Data entries
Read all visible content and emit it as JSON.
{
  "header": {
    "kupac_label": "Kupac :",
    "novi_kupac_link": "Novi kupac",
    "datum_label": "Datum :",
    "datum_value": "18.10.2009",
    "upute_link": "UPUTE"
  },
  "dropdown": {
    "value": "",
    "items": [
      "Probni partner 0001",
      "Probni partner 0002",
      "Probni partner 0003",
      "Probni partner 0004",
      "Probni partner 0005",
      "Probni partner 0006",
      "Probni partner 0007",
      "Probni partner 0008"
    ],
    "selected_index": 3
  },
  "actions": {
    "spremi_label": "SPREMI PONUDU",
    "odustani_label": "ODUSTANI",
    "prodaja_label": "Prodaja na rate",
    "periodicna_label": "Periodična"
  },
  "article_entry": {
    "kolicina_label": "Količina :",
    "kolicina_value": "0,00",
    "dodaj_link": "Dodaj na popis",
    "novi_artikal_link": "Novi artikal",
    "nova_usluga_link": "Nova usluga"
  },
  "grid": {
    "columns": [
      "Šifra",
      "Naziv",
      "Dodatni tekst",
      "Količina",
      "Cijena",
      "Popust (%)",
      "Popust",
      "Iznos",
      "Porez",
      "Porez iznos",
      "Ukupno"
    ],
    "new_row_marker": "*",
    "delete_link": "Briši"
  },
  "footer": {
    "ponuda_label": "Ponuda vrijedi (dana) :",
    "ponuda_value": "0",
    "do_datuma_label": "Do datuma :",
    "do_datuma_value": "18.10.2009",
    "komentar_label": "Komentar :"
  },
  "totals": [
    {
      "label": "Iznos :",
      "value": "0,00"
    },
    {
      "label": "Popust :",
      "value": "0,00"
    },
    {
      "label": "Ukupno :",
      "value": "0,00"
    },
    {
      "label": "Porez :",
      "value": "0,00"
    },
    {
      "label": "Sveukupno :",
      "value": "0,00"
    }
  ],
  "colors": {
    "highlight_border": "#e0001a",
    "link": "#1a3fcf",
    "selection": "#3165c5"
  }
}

→ **Aim**
Copy the records above exactly.

→ **Result below**
Read all visible content and emit it as JSON.
{
  "header": {
    "kupac_label": "Kupac :",
    "novi_kupac_link": "Novi kupac",
    "datum_label": "Datum :",
    "datum_value": "18.10.2009",
    "upute_link": "UPUTE"
  },
  "dropdown": {
    "value": "",
    "items": [
      "Probni partner 0001",
      "Probni partner 0002",
      "Probni partner 0003",
      "Probni partner 0004",
      "Probni partner 0005",
      "Probni partner 0006",
      "Probni partner 0007",
      "Probni partner 0008"
    ],
    "selected_index": 3
  },
  "actions": {
    "spremi_label": "SPREMI PONUDU",
    "odustani_label": "ODUSTANI",
    "prodaja_label": "Prodaja na rate",
    "periodicna_label": "Periodična"
  },
  "article_entry": {
    "kolicina_label": "Količina :",
    "kolicina_value": "0,00",
    "dodaj_link": "Dodaj na popis",
    "novi_artikal_link": "Novi artikal",
    "nova_usluga_link": "Nova usluga"
  },
  "grid": {
    "columns": [
      "Šifra",
      "Naziv",
      "Dodatni tekst",
      "Količina",
      "Cijena",
      "Popust (%)",
      "Popust",
      "Iznos",
      "Porez",
      "Porez iznos",
      "Ukupno"
    ],
    "new_row_marker": "*",
    "delete_link": "Briši"
  },
  "footer": {
    "ponuda_label": "Ponuda vrijedi (dana) :",
    "ponuda_value": "0",
    "do_datuma_label": "Do datuma :",
    "do_datuma_value": "18.10.2009",
    "komentar_label": "Komentar :"
  },
  "totals": [
    {
      "label": "Iznos :",
      "value": "0,00"
    },
    {
      "label": "Popust :",
      "value": "0,00"
    },
    {
      "label": "Ukupno :",
      "value": "0,00"
    },
    {
      "label": "Porez :",
      "value": "0,00"
    },
    {
      "label": "Sveukupno :",
      "value": "0,00"
    }
  ],
  "colors": {
    "highlight_border": "#e0001a",
    "link": "#1a3fcf",
    "selection": "#3165c5"
  }
}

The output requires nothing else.